* What the exercise asks
Take every line where the string "cdot" appears and copy it.

* A run of records
--- BEGIN ---
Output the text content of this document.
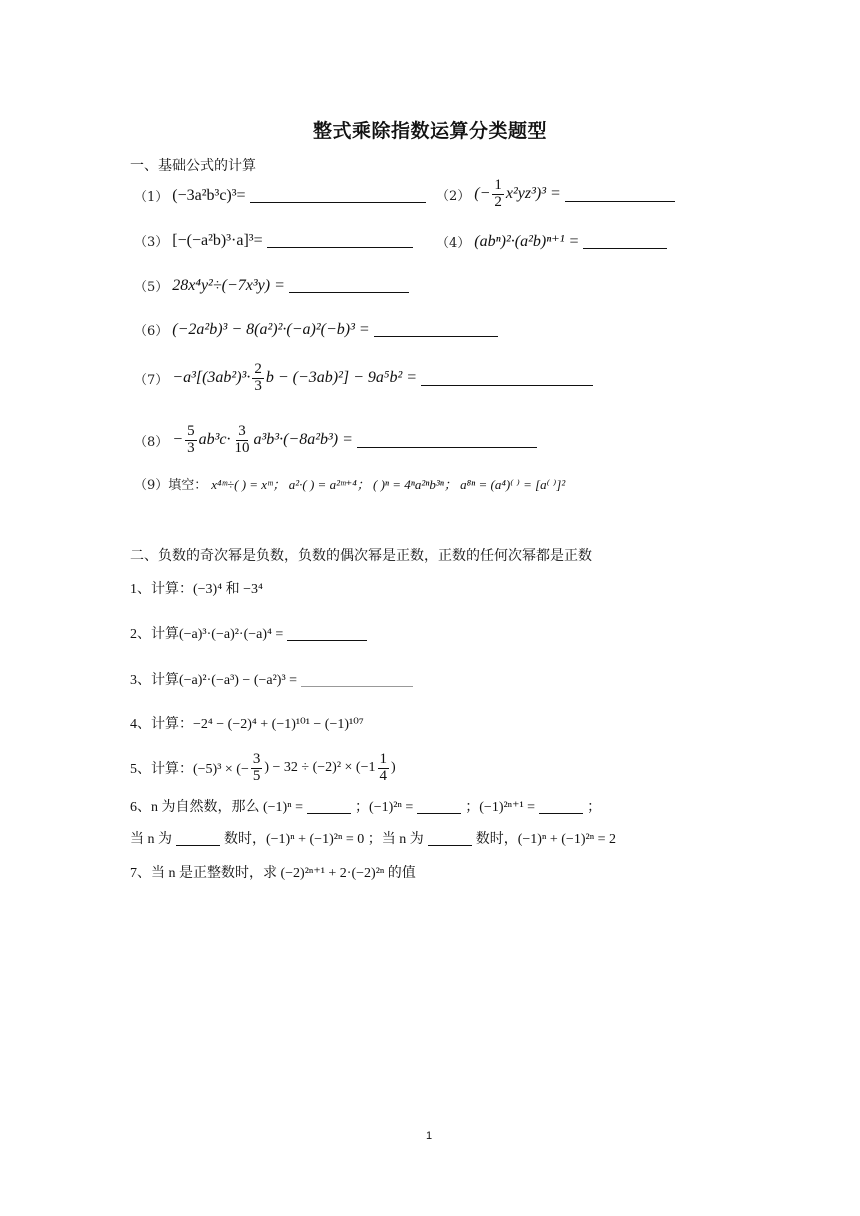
整式乘除指数运算分类题型
一、基础公式的计算
（1） (−3a²b³c)³=	（2） (− $\frac{1}{2} x^2yz^3)^3$ =
（3） [−(−a²b)³·a]³=	（4） (abⁿ)²·(a²b)ⁿ⁺¹ =
（5） 28x⁴y²÷(−7x³y) =
（6） (−2a²b)³ − 8(a²)²·(−a)²(−b)³ =
$(7) -a^3[(3ab^2)^3\cdot \frac{2}{3}$ b − (−3ab)²] − 9a⁵b² =
$(8) - \frac{5}{3} ab^3c\cdot \frac{3}{10} a^3b^3\cdot(-8a^2b^3)$ =
（9）填空： x⁴ᵐ÷( ) = xᵐ； a²·( ) = a²ᵐ⁺⁴； ( )ⁿ = 4ⁿa²ⁿb³ⁿ； a⁸ⁿ = (a⁴)⁽ ⁾ = [a⁽ ⁾]²
二、负数的奇次幂是负数，负数的偶次幂是正数，正数的任何次幂都是正数
1、计算：(−3)⁴ 和 −3⁴
2、计算(−a)³·(−a)²·(−a)⁴ =
3、计算(−a)²·(−a³) − (−a²)³ =
4、计算：−2⁴ − (−2)⁴ + (−1)¹⁰¹ − (−1)¹⁰⁷
5、计算：(−5)³ × (− $\frac{3}{5}$ ) − $32 \div (-2)^2 \times (-1 \frac{1}{4}$ )
6、n 为自然数，那么 (−1)ⁿ =	；(−1)²ⁿ =	；(−1)²ⁿ⁺¹ =	；
当 n 为	数时，(−1)ⁿ + (−1)²ⁿ = 0 ；当 n 为	数时，(−1)ⁿ + (−1)²ⁿ = 2
7、当 n 是正整数时，求 (−2)²ⁿ⁺¹ + 2·(−2)²ⁿ 的值
1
--- END ---
* Task output
$(7) -a^3[(3ab^2)^3\cdot \frac{2}{3}$ b − (−3ab)²] − 9a⁵b² =
$(8) - \frac{5}{3} ab^3c\cdot \frac{3}{10} a^3b^3\cdot(-8a^2b^3)$ =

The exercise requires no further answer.